Short exercise: Reproduce the full listing below unchanged, apart from the pictures.

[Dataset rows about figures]

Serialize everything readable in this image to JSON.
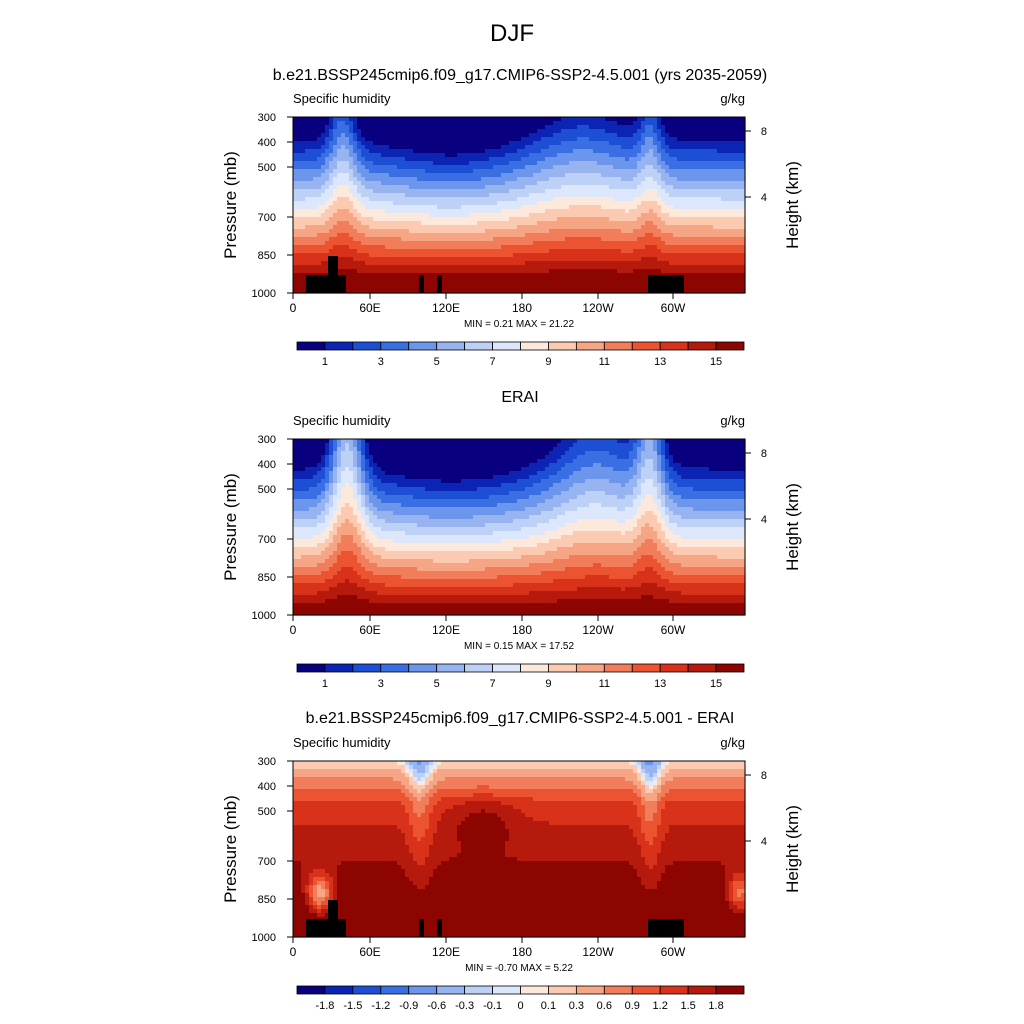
{
  "figure": {
    "title": "DJF"
  },
  "chart_data": [
    {
      "type": "heatmap",
      "title": "b.e21.BSSP245cmip6.f09_g17.CMIP6-SSP2-4.5.001 (yrs 2035-2059)",
      "left_label": "Specific humidity",
      "right_label": "g/kg",
      "ylabel": "Pressure (mb)",
      "ylabel_right": "Height (km)",
      "xticks": [
        "0",
        "60E",
        "120E",
        "180",
        "120W",
        "60W"
      ],
      "yticks": [
        "300",
        "400",
        "500",
        "700",
        "850",
        "1000"
      ],
      "yticks_right": [
        "8",
        "4"
      ],
      "min_max_text": "MIN =   0.21  MAX =  21.22",
      "min": 0.21,
      "max": 21.22,
      "colorbar_labels": [
        "1",
        "3",
        "5",
        "7",
        "9",
        "11",
        "13",
        "15"
      ],
      "colorbar_levels": 16
    },
    {
      "type": "heatmap",
      "title": "ERAI",
      "left_label": "Specific humidity",
      "right_label": "g/kg",
      "ylabel": "Pressure (mb)",
      "ylabel_right": "Height (km)",
      "xticks": [
        "0",
        "60E",
        "120E",
        "180",
        "120W",
        "60W"
      ],
      "yticks": [
        "300",
        "400",
        "500",
        "700",
        "850",
        "1000"
      ],
      "yticks_right": [
        "8",
        "4"
      ],
      "min_max_text": "MIN =   0.15  MAX =  17.52",
      "min": 0.15,
      "max": 17.52,
      "colorbar_labels": [
        "1",
        "3",
        "5",
        "7",
        "9",
        "11",
        "13",
        "15"
      ],
      "colorbar_levels": 16
    },
    {
      "type": "heatmap",
      "title": "b.e21.BSSP245cmip6.f09_g17.CMIP6-SSP2-4.5.001 - ERAI",
      "left_label": "Specific humidity",
      "right_label": "g/kg",
      "ylabel": "Pressure (mb)",
      "ylabel_right": "Height (km)",
      "xticks": [
        "0",
        "60E",
        "120E",
        "180",
        "120W",
        "60W"
      ],
      "yticks": [
        "300",
        "400",
        "500",
        "700",
        "850",
        "1000"
      ],
      "yticks_right": [
        "8",
        "4"
      ],
      "min_max_text": "MIN =  -0.70  MAX =   5.22",
      "min": -0.7,
      "max": 5.22,
      "colorbar_labels": [
        "-1.8",
        "-1.5",
        "-1.2",
        "-0.9",
        "-0.6",
        "-0.3",
        "-0.1",
        "0",
        "0.1",
        "0.3",
        "0.6",
        "0.9",
        "1.2",
        "1.5",
        "1.8"
      ],
      "colorbar_levels": 16
    }
  ],
  "palette": [
    "#08007f",
    "#0b24b3",
    "#1d4fd4",
    "#3a6fe4",
    "#6c95ec",
    "#97b4f0",
    "#bdd0f5",
    "#dce7fb",
    "#fde8dc",
    "#fbcab0",
    "#f7a685",
    "#f27d5b",
    "#ec5431",
    "#d8331a",
    "#b61a0c",
    "#8c0500"
  ]
}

Exercise output:
Serialize everything readable in this image to JSON.
{
  "figure": {
    "title": "DJF"
  },
  "chart_data": [
    {
      "type": "heatmap",
      "title": "b.e21.BSSP245cmip6.f09_g17.CMIP6-SSP2-4.5.001 (yrs 2035-2059)",
      "left_label": "Specific humidity",
      "right_label": "g/kg",
      "ylabel": "Pressure (mb)",
      "ylabel_right": "Height (km)",
      "xticks": [
        "0",
        "60E",
        "120E",
        "180",
        "120W",
        "60W"
      ],
      "yticks": [
        "300",
        "400",
        "500",
        "700",
        "850",
        "1000"
      ],
      "yticks_right": [
        "8",
        "4"
      ],
      "min_max_text": "MIN =   0.21  MAX =  21.22",
      "min": 0.21,
      "max": 21.22,
      "colorbar_labels": [
        "1",
        "3",
        "5",
        "7",
        "9",
        "11",
        "13",
        "15"
      ],
      "colorbar_levels": 16
    },
    {
      "type": "heatmap",
      "title": "ERAI",
      "left_label": "Specific humidity",
      "right_label": "g/kg",
      "ylabel": "Pressure (mb)",
      "ylabel_right": "Height (km)",
      "xticks": [
        "0",
        "60E",
        "120E",
        "180",
        "120W",
        "60W"
      ],
      "yticks": [
        "300",
        "400",
        "500",
        "700",
        "850",
        "1000"
      ],
      "yticks_right": [
        "8",
        "4"
      ],
      "min_max_text": "MIN =   0.15  MAX =  17.52",
      "min": 0.15,
      "max": 17.52,
      "colorbar_labels": [
        "1",
        "3",
        "5",
        "7",
        "9",
        "11",
        "13",
        "15"
      ],
      "colorbar_levels": 16
    },
    {
      "type": "heatmap",
      "title": "b.e21.BSSP245cmip6.f09_g17.CMIP6-SSP2-4.5.001 - ERAI",
      "left_label": "Specific humidity",
      "right_label": "g/kg",
      "ylabel": "Pressure (mb)",
      "ylabel_right": "Height (km)",
      "xticks": [
        "0",
        "60E",
        "120E",
        "180",
        "120W",
        "60W"
      ],
      "yticks": [
        "300",
        "400",
        "500",
        "700",
        "850",
        "1000"
      ],
      "yticks_right": [
        "8",
        "4"
      ],
      "min_max_text": "MIN =  -0.70  MAX =   5.22",
      "min": -0.7,
      "max": 5.22,
      "colorbar_labels": [
        "-1.8",
        "-1.5",
        "-1.2",
        "-0.9",
        "-0.6",
        "-0.3",
        "-0.1",
        "0",
        "0.1",
        "0.3",
        "0.6",
        "0.9",
        "1.2",
        "1.5",
        "1.8"
      ],
      "colorbar_levels": 16
    }
  ],
  "palette": [
    "#08007f",
    "#0b24b3",
    "#1d4fd4",
    "#3a6fe4",
    "#6c95ec",
    "#97b4f0",
    "#bdd0f5",
    "#dce7fb",
    "#fde8dc",
    "#fbcab0",
    "#f7a685",
    "#f27d5b",
    "#ec5431",
    "#d8331a",
    "#b61a0c",
    "#8c0500"
  ]
}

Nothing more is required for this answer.